#### Instructions to follow:
Copy every line in which the string "name" occurs.

#### Exercise data:
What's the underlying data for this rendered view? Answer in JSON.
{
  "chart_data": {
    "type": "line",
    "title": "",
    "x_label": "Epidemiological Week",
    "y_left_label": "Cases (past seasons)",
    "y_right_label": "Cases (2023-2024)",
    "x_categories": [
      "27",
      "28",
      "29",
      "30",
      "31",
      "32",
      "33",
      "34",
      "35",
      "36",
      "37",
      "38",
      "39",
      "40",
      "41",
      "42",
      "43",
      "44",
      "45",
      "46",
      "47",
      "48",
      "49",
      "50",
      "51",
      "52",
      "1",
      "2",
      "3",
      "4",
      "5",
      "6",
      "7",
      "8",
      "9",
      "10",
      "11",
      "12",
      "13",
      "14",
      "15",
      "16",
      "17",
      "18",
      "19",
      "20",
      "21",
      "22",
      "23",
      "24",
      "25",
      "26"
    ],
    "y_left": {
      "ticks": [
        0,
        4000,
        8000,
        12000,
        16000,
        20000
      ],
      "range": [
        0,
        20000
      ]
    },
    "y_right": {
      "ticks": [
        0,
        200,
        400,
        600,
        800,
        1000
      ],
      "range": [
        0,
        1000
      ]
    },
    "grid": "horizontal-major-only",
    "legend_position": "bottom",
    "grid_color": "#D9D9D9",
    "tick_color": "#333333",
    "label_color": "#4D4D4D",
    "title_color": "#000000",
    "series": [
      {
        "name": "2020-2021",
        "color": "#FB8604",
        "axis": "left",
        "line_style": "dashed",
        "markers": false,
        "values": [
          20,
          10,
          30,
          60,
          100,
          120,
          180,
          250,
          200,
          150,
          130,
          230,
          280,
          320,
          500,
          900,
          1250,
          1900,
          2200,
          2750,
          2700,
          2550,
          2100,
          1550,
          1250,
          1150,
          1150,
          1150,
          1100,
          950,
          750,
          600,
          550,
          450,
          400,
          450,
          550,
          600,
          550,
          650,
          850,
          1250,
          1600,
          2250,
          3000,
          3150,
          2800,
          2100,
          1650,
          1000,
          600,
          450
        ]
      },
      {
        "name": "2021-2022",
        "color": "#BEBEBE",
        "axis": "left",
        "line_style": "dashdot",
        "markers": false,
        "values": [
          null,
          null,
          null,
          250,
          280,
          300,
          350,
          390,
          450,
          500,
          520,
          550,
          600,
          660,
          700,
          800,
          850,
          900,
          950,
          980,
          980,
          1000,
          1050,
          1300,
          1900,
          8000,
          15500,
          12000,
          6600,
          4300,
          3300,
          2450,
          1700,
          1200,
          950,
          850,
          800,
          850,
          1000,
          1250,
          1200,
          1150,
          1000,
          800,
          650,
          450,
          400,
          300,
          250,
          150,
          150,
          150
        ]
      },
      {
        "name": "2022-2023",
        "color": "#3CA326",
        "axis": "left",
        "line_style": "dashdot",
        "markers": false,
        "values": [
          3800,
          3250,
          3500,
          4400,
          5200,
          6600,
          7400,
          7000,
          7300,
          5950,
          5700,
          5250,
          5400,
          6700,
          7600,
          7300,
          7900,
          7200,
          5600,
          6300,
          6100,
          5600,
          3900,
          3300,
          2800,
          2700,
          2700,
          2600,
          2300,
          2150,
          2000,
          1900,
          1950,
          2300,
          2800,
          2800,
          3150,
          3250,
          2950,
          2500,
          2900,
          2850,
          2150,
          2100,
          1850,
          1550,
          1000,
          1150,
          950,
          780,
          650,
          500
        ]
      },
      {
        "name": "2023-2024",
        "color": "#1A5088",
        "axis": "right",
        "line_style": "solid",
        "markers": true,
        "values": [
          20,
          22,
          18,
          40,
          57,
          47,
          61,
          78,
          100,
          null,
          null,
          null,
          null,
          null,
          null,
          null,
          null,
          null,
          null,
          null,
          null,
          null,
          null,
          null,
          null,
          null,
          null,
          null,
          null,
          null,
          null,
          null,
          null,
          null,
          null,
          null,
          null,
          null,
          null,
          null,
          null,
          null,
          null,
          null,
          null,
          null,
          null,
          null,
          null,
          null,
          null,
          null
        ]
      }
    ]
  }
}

#### Result of this task:
        "name": "2020-2021",
        "name": "2021-2022",
        "name": "2022-2023",
        "name": "2023-2024",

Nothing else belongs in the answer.